**Exercise directions**
In the material below, list every line carrying the string "Expected".

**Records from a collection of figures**
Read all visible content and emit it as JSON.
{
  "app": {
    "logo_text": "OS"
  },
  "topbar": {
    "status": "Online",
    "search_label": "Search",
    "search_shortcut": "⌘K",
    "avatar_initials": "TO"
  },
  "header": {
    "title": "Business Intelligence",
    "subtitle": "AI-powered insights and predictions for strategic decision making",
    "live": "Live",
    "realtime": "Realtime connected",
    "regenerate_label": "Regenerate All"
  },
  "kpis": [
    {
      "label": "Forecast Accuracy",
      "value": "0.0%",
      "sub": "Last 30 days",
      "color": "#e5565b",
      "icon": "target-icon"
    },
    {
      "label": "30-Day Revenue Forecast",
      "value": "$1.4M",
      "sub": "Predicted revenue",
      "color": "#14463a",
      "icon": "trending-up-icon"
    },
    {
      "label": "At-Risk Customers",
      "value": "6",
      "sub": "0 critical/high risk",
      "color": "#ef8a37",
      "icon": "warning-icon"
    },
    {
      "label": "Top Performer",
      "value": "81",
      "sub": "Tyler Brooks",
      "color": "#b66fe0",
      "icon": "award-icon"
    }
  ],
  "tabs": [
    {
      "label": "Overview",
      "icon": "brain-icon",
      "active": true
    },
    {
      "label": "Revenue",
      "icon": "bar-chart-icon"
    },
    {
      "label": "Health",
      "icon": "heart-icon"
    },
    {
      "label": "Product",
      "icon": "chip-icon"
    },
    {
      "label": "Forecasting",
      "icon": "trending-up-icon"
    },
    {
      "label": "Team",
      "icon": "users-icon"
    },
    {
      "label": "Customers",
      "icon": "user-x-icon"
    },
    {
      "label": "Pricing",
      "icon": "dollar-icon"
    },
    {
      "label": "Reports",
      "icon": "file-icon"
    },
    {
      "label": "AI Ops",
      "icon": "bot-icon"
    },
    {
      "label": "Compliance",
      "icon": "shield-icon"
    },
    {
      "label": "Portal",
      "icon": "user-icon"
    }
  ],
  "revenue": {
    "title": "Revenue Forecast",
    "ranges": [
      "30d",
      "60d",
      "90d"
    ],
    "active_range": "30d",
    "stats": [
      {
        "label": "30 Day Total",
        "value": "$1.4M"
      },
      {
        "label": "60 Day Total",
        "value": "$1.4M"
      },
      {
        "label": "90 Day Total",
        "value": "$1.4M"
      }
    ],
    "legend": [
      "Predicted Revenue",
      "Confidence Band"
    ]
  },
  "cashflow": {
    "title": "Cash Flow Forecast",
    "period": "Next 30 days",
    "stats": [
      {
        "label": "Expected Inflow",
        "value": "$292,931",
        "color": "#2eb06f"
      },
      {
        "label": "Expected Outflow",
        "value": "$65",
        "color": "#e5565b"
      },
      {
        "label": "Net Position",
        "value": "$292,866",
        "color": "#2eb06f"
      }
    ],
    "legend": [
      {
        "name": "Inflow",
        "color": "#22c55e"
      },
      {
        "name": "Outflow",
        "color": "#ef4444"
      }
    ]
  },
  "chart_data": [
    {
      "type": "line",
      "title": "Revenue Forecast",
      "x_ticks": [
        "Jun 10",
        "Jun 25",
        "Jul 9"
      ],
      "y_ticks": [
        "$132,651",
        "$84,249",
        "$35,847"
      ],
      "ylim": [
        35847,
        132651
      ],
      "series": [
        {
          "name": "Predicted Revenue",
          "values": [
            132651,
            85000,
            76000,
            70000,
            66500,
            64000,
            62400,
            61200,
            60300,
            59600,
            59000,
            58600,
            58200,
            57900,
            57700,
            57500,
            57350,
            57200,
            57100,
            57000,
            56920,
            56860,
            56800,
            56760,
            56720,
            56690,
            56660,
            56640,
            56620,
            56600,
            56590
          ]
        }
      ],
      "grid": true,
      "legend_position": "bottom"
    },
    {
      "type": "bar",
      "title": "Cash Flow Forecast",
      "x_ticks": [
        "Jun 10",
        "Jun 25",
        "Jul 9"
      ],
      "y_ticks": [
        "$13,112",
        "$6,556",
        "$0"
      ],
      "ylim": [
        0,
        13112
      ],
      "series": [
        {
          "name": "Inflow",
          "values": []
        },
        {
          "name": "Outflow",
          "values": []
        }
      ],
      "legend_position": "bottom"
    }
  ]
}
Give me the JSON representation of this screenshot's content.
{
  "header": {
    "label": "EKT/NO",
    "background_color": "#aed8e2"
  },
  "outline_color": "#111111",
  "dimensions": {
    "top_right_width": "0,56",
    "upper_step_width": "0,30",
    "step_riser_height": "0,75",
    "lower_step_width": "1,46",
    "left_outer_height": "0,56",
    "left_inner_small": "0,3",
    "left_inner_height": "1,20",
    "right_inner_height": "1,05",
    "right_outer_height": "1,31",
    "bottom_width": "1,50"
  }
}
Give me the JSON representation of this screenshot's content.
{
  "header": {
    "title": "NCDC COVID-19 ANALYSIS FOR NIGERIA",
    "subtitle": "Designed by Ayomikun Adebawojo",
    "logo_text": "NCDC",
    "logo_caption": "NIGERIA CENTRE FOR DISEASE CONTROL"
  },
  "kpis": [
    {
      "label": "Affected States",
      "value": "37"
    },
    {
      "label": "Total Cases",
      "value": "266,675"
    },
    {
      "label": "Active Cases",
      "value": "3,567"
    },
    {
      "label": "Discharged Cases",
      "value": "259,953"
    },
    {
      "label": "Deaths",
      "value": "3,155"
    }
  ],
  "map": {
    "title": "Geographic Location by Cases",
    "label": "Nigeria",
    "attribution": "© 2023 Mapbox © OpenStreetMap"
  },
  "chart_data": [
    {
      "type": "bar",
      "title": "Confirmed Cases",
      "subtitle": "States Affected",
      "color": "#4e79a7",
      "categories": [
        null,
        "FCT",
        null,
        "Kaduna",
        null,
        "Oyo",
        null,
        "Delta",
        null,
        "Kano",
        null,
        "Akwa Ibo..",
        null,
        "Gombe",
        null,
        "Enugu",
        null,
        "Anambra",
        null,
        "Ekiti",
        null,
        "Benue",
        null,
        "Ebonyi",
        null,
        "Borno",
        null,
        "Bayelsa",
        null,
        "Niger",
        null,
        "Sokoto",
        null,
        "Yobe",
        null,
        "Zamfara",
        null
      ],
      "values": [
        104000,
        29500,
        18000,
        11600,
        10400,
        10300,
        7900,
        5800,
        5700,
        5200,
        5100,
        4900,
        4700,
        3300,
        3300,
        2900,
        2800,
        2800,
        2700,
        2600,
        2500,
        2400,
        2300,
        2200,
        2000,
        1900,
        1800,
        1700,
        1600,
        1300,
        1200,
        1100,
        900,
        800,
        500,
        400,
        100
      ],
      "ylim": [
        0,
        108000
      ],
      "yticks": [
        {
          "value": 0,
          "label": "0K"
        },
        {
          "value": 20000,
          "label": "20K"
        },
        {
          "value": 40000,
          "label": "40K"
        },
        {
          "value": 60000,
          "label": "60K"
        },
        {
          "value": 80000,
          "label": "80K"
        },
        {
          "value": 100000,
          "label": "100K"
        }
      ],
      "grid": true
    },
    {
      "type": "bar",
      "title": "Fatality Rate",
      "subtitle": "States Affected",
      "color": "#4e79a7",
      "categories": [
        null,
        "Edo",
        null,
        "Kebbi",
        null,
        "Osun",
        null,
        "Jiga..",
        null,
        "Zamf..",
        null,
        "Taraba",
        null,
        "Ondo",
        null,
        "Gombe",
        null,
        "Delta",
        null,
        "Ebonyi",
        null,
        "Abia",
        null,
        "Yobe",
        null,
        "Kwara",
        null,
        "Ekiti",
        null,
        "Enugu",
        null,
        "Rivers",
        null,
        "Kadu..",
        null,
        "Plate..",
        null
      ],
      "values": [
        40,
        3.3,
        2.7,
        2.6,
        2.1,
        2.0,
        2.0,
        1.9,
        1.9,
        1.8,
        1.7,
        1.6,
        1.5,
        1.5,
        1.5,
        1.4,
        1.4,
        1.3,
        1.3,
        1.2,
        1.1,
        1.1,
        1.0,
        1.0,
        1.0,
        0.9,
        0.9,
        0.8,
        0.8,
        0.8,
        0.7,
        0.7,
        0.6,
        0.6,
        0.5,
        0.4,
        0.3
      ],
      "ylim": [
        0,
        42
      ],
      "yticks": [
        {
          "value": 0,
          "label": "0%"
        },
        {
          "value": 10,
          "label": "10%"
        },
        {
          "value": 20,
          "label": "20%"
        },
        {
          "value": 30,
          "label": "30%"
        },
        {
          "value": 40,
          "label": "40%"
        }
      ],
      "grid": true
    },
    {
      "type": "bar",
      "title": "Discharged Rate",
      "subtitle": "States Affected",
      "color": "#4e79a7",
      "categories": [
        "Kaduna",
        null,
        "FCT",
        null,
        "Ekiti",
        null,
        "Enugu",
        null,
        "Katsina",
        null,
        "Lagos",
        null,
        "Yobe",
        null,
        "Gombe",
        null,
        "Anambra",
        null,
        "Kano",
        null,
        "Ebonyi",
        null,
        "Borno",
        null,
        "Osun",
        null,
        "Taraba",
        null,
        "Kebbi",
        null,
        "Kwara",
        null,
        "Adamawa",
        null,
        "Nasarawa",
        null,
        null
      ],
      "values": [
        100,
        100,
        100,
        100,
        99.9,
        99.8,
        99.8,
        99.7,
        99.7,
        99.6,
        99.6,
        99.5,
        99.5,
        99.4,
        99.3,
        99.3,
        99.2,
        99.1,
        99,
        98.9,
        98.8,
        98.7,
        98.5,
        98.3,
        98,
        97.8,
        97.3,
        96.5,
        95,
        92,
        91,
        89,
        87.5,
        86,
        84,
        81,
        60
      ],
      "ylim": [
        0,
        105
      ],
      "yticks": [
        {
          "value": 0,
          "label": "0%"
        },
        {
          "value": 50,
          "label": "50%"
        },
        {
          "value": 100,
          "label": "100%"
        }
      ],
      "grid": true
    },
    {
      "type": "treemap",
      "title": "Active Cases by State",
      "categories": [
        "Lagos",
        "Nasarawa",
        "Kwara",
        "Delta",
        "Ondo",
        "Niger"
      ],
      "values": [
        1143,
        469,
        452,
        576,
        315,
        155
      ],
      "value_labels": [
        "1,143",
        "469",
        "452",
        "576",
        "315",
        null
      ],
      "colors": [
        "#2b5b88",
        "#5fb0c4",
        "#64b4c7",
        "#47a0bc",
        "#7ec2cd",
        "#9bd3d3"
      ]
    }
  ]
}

**Result**
        "label": "Expected Inflow",
        "label": "Expected Outflow",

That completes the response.